> [Given instruction]
Pictures aside, write out every record exactly as it appears.

[Begin Source records]

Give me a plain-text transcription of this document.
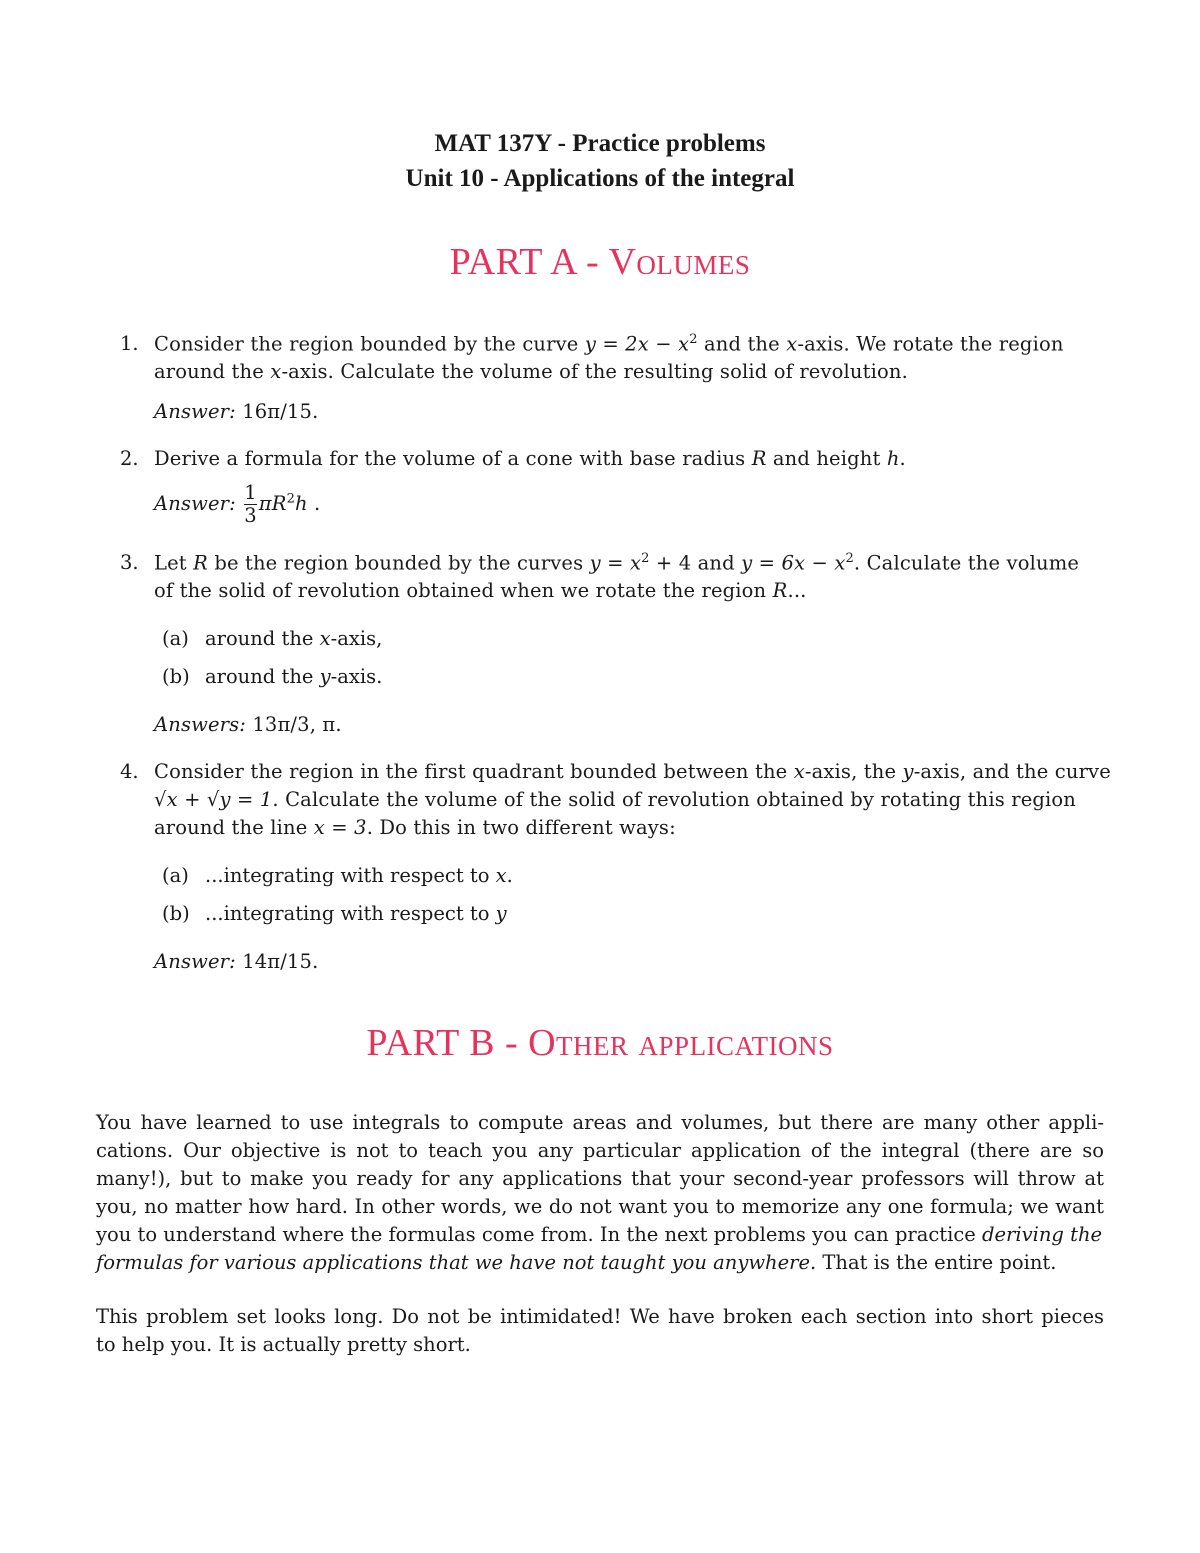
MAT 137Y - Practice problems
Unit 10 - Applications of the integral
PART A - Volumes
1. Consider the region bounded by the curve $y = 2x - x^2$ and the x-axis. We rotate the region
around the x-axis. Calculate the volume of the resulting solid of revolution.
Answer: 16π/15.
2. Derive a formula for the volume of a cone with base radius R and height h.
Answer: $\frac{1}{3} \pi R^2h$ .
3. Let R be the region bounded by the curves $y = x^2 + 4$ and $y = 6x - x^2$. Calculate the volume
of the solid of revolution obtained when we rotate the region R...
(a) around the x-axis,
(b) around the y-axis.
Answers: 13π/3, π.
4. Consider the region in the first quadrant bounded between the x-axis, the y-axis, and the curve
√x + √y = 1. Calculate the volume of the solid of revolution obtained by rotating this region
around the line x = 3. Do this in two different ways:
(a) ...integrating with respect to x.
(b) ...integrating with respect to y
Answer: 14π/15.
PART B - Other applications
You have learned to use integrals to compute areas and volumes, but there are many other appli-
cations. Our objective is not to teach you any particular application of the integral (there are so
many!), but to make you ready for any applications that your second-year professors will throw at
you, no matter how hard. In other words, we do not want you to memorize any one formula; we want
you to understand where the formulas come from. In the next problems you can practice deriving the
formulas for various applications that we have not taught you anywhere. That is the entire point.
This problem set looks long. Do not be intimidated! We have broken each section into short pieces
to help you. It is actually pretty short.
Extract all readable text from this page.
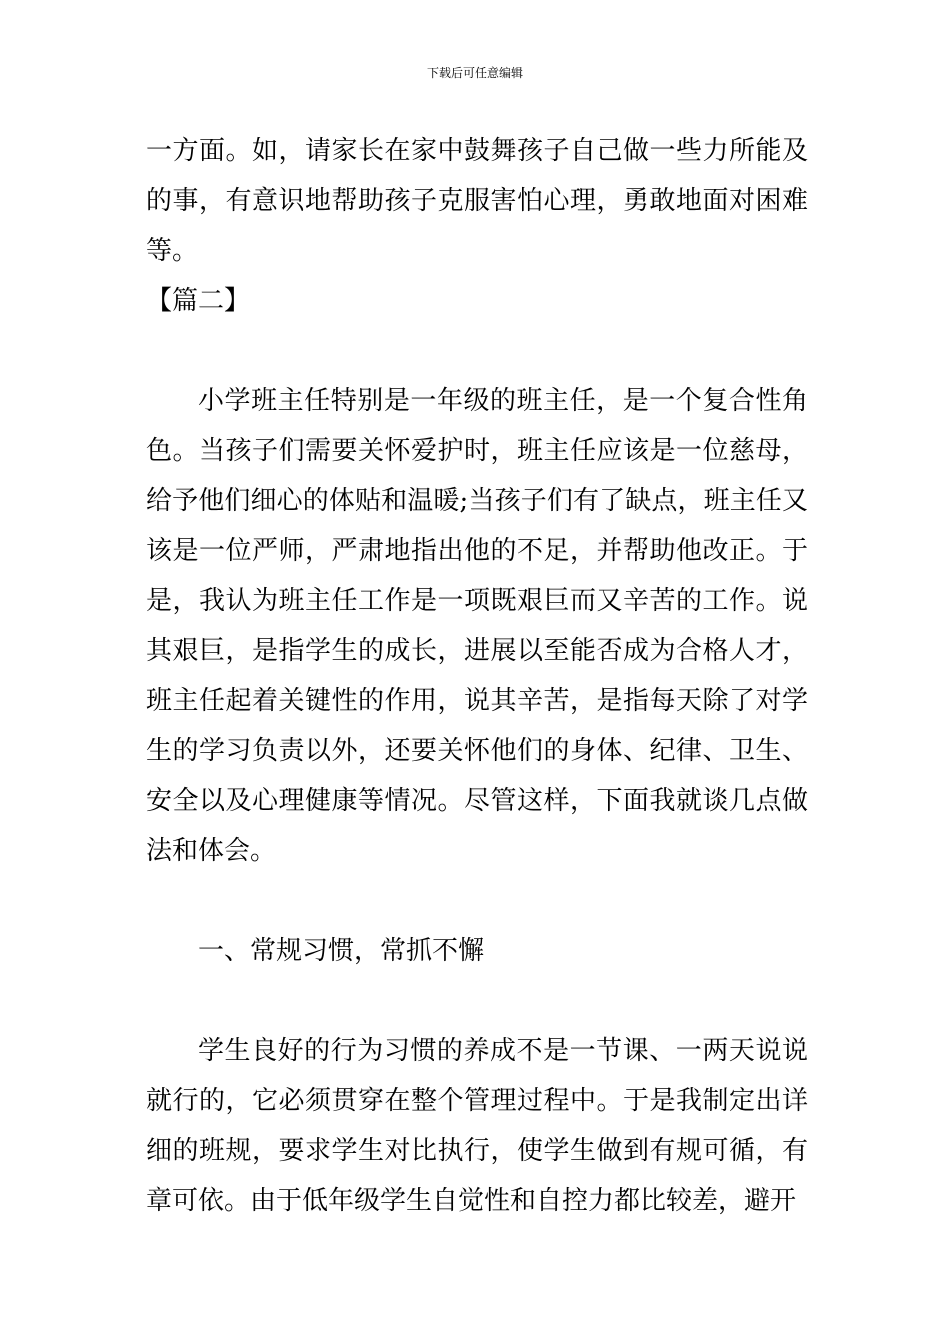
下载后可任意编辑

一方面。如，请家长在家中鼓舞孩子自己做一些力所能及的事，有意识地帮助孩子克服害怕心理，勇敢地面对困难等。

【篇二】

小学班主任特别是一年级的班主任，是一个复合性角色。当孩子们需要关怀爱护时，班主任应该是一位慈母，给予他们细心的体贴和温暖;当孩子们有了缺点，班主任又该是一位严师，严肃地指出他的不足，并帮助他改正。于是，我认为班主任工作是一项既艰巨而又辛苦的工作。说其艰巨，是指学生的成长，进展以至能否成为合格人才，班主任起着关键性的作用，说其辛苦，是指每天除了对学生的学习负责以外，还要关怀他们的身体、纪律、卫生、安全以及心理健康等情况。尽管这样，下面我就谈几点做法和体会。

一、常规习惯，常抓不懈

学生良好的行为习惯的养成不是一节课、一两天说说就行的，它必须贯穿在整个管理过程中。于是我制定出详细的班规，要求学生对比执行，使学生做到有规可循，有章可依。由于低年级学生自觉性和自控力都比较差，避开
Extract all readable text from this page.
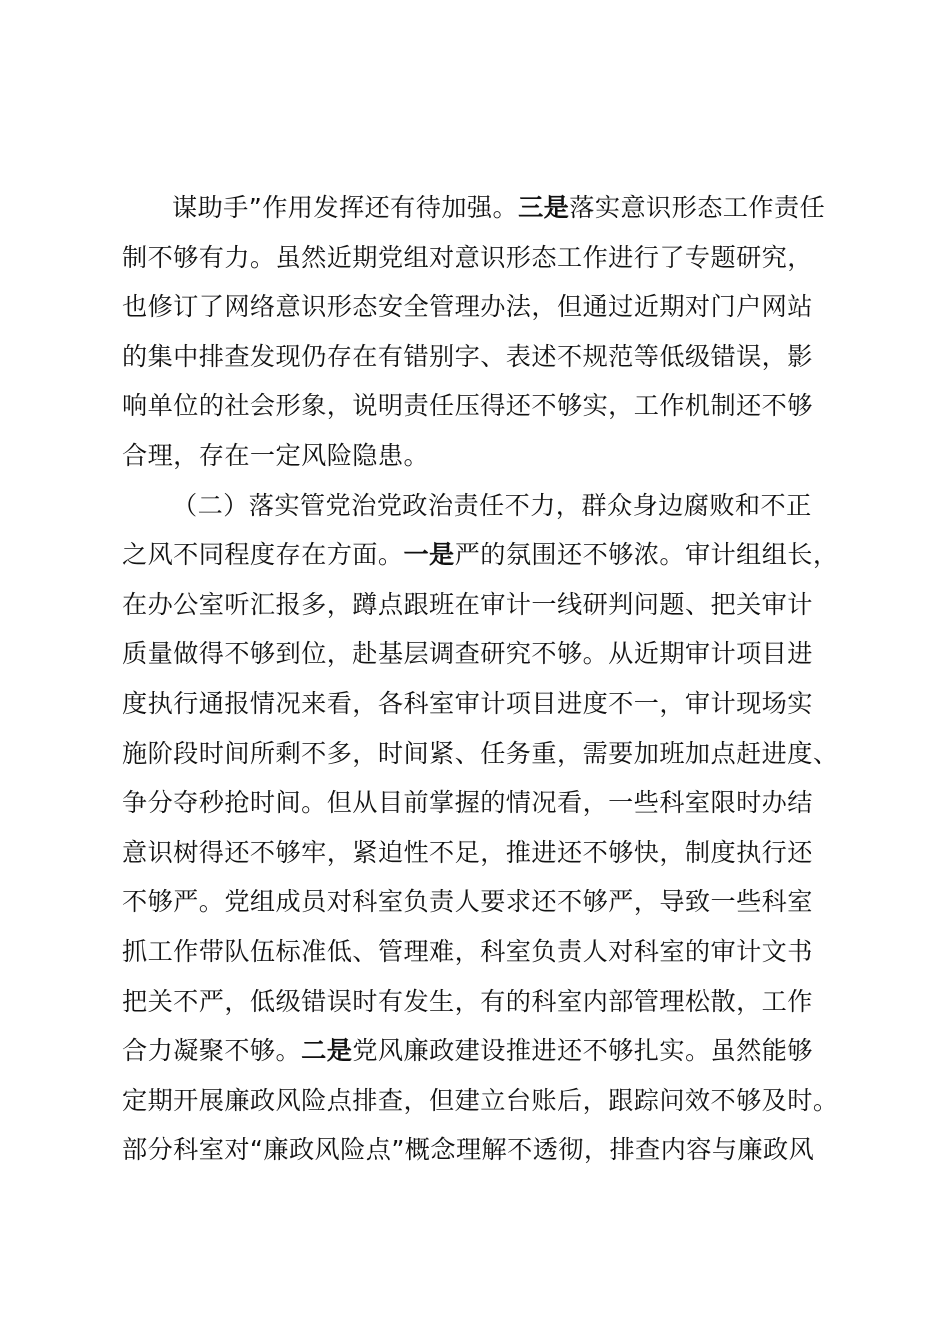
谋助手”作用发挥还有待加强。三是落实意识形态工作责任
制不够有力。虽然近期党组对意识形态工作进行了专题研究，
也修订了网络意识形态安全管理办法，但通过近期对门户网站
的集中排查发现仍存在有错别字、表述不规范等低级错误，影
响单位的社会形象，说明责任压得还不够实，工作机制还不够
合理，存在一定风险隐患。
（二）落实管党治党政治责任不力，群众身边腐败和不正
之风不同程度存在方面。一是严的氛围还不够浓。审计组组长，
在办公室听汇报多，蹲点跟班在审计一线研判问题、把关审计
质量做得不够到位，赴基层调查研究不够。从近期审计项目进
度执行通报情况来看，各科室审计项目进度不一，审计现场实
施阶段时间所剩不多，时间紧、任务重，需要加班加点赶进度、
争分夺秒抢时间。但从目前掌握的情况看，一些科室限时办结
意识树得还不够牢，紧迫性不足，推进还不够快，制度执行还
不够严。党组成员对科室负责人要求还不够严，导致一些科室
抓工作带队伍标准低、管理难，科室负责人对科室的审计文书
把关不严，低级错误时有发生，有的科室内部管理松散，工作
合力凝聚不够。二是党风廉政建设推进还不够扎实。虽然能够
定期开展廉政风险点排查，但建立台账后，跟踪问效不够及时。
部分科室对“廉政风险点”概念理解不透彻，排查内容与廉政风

[End Source records]

> [Result of this task]
Give me a plain-text transcription of this document.
MAT 137Y - Practice problems
Unit 10 - Applications of the integral
PART A - Volumes
1. Consider the region bounded by the curve $y = 2x - x^2$ and the x-axis. We rotate the region
around the x-axis. Calculate the volume of the resulting solid of revolution.
Answer: 16π/15.
2. Derive a formula for the volume of a cone with base radius R and height h.
Answer: $\frac{1}{3} \pi R^2h$ .
3. Let R be the region bounded by the curves $y = x^2 + 4$ and $y = 6x - x^2$. Calculate the volume
of the solid of revolution obtained when we rotate the region R...
(a) around the x-axis,
(b) around the y-axis.
Answers: 13π/3, π.
4. Consider the region in the first quadrant bounded between the x-axis, the y-axis, and the curve
√x + √y = 1. Calculate the volume of the solid of revolution obtained by rotating this region
around the line x = 3. Do this in two different ways:
(a) ...integrating with respect to x.
(b) ...integrating with respect to y
Answer: 14π/15.
PART B - Other applications
You have learned to use integrals to compute areas and volumes, but there are many other appli-
cations. Our objective is not to teach you any particular application of the integral (there are so
many!), but to make you ready for any applications that your second-year professors will throw at
you, no matter how hard. In other words, we do not want you to memorize any one formula; we want
you to understand where the formulas come from. In the next problems you can practice deriving the
formulas for various applications that we have not taught you anywhere. That is the entire point.
This problem set looks long. Do not be intimidated! We have broken each section into short pieces
to help you. It is actually pretty short.
Extract all readable text from this page.
下载后可任意编辑

一方面。如，请家长在家中鼓舞孩子自己做一些力所能及的事，有意识地帮助孩子克服害怕心理，勇敢地面对困难等。

【篇二】

小学班主任特别是一年级的班主任，是一个复合性角色。当孩子们需要关怀爱护时，班主任应该是一位慈母，给予他们细心的体贴和温暖;当孩子们有了缺点，班主任又该是一位严师，严肃地指出他的不足，并帮助他改正。于是，我认为班主任工作是一项既艰巨而又辛苦的工作。说其艰巨，是指学生的成长，进展以至能否成为合格人才，班主任起着关键性的作用，说其辛苦，是指每天除了对学生的学习负责以外，还要关怀他们的身体、纪律、卫生、安全以及心理健康等情况。尽管这样，下面我就谈几点做法和体会。

一、常规习惯，常抓不懈

学生良好的行为习惯的养成不是一节课、一两天说说就行的，它必须贯穿在整个管理过程中。于是我制定出详细的班规，要求学生对比执行，使学生做到有规可循，有章可依。由于低年级学生自觉性和自控力都比较差，避开
Extract all readable text from this page.
谋助手”作用发挥还有待加强。三是落实意识形态工作责任
制不够有力。虽然近期党组对意识形态工作进行了专题研究，
也修订了网络意识形态安全管理办法，但通过近期对门户网站
的集中排查发现仍存在有错别字、表述不规范等低级错误，影
响单位的社会形象，说明责任压得还不够实，工作机制还不够
合理，存在一定风险隐患。
（二）落实管党治党政治责任不力，群众身边腐败和不正
之风不同程度存在方面。一是严的氛围还不够浓。审计组组长，
在办公室听汇报多，蹲点跟班在审计一线研判问题、把关审计
质量做得不够到位，赴基层调查研究不够。从近期审计项目进
度执行通报情况来看，各科室审计项目进度不一，审计现场实
施阶段时间所剩不多，时间紧、任务重，需要加班加点赶进度、
争分夺秒抢时间。但从目前掌握的情况看，一些科室限时办结
意识树得还不够牢，紧迫性不足，推进还不够快，制度执行还
不够严。党组成员对科室负责人要求还不够严，导致一些科室
抓工作带队伍标准低、管理难，科室负责人对科室的审计文书
把关不严，低级错误时有发生，有的科室内部管理松散，工作
合力凝聚不够。二是党风廉政建设推进还不够扎实。虽然能够
定期开展廉政风险点排查，但建立台账后，跟踪问效不够及时。
部分科室对“廉政风险点”概念理解不透彻，排查内容与廉政风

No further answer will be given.